> **PROBLEM REQUIREMENTS**
Answer from the passage on opera below:
1. Which opera was the last production that had horses?
2. According to the passage, what do most opera houses now provide so the audience knows what is going on?
3. What ages does the passage use to show a singer playing a much younger role?

> **PAGE TEXT**
'''

Opera is an acquired taste and, even though you can make a case for it being the ultimate artistic vehicle combining drama, music and dance, it probably isn’t. And there is sometimes livestock – for example the last production had a couple of horses who were not in the manure dropping mood. As this was a titanic production of Aida, which as you know is set in the Egypt of the pharaohs, a few droppings on the stage might have been an interesting distraction from at least one hundred people singing away in Italian.
There are many problems that people have with opera; firstly the language, as very few are in English. This is not a problem as most opera house now have sur or sub titles so you know what’s going on, though that does occasionally make you realise that a lot of words and phrases are endlessly repeated or that the sung conversation that you thought was deep and meaningful was really about whether the tenor should pawn his trousers to pay for a plate of spaghetti . When you hear an opera in English you kind of hope that they would translate it into Italian as it almost seems unnatural
Secondly the casts are believed in popular literature to be generously proportioned – this is less true that in the past, but there are a still a few sopranos, tenors, basses and baritones that you would not want to have fall on you from any height. Or even lean on you in an unguarded moment. But this is the exception and there are more than a few who are quite attractive. This doesn’t mean that they are always of an appropriate age for the role, but as long as you can suspend belief to the extent that a fifty year old can be playing the part of somebody of fifteen you can get by.

'''

> **MATERIAL SHOWN**
'''

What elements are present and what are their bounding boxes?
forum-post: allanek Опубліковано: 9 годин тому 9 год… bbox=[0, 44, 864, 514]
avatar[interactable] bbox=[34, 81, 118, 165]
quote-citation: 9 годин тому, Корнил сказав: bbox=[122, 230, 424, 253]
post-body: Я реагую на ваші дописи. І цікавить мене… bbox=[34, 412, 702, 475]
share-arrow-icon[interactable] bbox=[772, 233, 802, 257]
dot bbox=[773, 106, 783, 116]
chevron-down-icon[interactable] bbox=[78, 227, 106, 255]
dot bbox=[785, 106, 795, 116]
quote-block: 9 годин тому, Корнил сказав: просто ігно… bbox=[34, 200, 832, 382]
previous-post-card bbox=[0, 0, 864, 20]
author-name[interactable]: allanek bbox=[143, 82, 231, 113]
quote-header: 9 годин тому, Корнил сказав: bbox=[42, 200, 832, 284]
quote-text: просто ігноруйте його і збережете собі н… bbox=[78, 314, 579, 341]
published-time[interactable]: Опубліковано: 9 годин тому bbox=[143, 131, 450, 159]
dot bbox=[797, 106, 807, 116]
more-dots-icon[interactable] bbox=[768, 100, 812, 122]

'''
'''

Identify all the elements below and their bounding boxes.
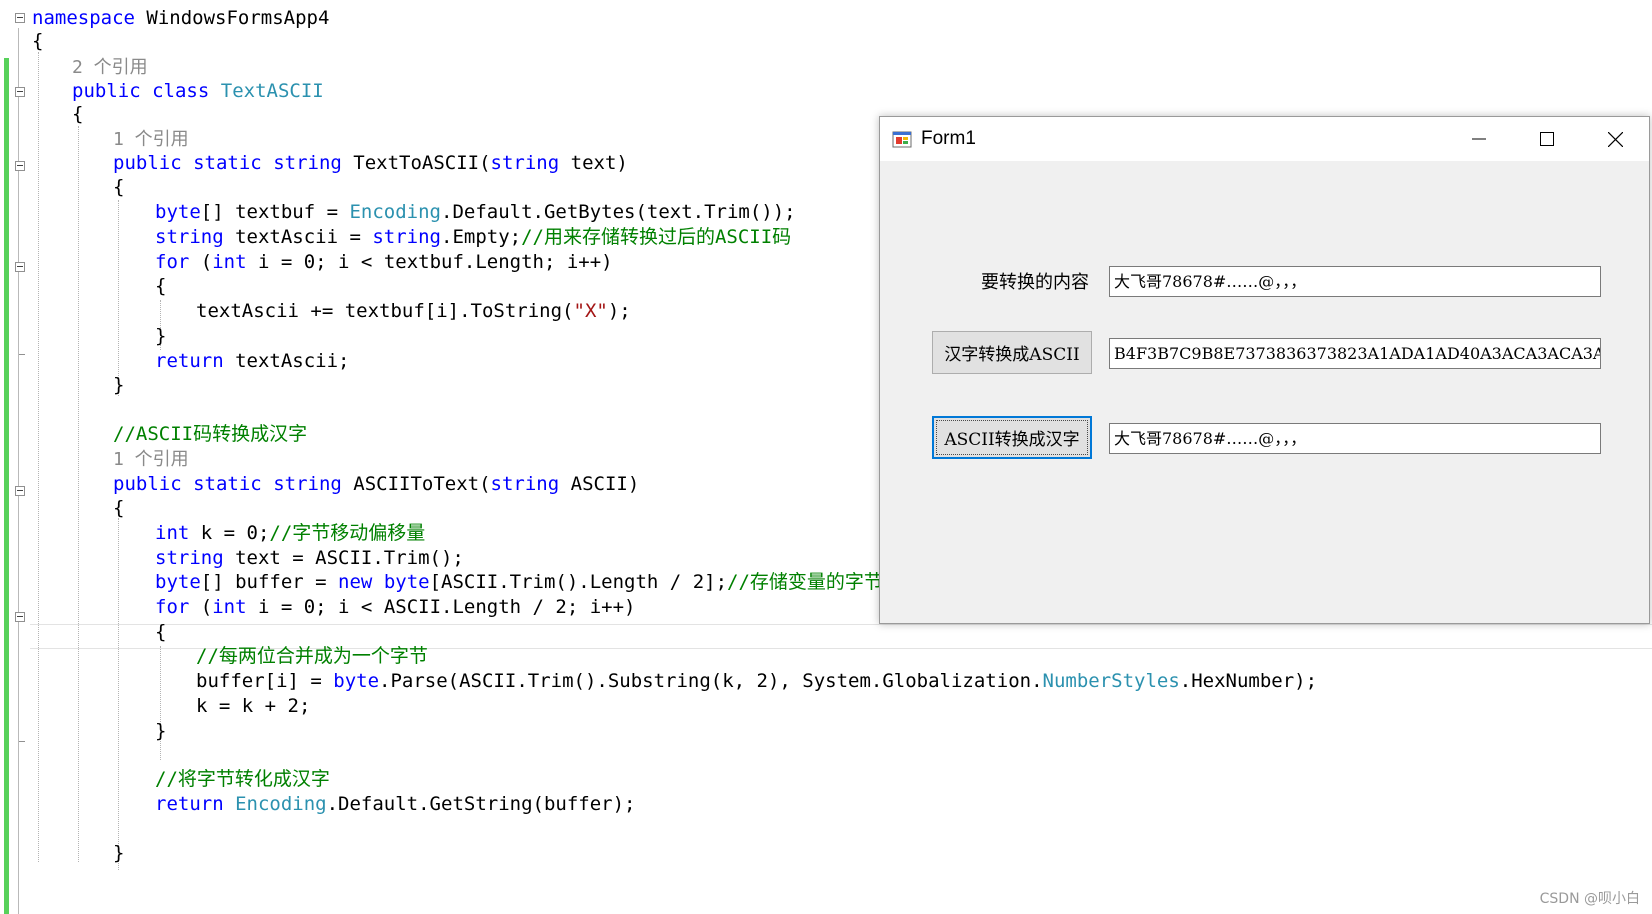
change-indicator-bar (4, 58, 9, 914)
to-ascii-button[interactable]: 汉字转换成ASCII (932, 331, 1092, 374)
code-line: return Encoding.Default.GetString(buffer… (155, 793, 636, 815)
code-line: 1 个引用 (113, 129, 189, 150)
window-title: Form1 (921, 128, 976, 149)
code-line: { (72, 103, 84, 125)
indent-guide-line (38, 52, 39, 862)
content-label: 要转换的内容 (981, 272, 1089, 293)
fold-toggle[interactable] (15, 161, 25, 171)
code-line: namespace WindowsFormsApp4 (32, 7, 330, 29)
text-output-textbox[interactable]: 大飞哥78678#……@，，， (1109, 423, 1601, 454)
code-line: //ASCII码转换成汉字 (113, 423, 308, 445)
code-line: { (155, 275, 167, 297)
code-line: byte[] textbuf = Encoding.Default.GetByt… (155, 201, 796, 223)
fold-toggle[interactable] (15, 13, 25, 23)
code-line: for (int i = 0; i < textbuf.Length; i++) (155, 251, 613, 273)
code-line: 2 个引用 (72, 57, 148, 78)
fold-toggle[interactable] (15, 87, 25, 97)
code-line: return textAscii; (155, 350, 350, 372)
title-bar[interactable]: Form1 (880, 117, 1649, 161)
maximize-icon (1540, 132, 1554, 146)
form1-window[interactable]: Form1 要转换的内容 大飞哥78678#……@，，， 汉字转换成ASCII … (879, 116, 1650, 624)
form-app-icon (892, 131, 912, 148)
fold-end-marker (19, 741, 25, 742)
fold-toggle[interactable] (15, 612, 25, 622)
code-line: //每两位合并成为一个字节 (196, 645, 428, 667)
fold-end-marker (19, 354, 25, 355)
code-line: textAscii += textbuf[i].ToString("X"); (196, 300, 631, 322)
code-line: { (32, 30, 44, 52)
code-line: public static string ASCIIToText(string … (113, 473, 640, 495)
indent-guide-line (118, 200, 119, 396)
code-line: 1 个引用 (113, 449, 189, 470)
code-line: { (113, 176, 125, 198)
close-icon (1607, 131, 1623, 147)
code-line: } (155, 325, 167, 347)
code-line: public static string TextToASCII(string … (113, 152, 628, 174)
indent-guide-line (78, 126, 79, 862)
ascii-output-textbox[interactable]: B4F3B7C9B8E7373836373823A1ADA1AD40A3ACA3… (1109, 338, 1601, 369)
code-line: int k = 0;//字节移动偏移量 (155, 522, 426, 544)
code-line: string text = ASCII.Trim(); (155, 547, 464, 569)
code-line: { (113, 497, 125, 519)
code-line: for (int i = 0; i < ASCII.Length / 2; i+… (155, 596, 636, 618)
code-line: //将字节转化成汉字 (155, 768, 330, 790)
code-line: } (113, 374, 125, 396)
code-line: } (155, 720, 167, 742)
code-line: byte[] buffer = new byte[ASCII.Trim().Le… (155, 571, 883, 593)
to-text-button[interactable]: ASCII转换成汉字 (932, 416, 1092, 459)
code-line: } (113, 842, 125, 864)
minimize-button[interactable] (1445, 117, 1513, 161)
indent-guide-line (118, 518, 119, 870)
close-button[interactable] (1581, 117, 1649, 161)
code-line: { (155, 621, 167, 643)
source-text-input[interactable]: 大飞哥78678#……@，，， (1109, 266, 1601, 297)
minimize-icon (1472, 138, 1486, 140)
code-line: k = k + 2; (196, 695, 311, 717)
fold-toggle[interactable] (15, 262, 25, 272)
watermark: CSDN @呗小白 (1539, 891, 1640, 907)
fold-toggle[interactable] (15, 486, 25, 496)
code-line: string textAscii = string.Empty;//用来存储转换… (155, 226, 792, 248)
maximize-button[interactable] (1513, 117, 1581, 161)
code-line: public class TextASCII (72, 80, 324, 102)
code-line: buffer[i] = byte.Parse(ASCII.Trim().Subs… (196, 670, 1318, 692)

'''
'''

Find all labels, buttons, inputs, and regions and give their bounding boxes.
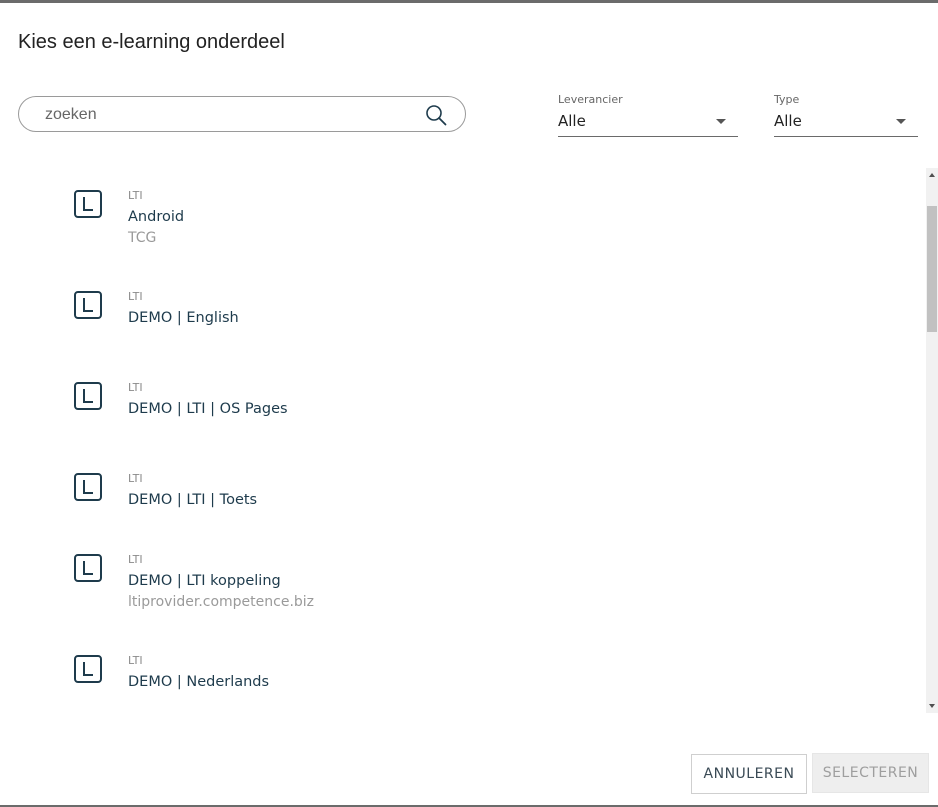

'''

> **WRITTEN SOLUTION**
1. Aida
2. Sur or sub titles
3. A fifty-year-old playing the part of someone who is fifteen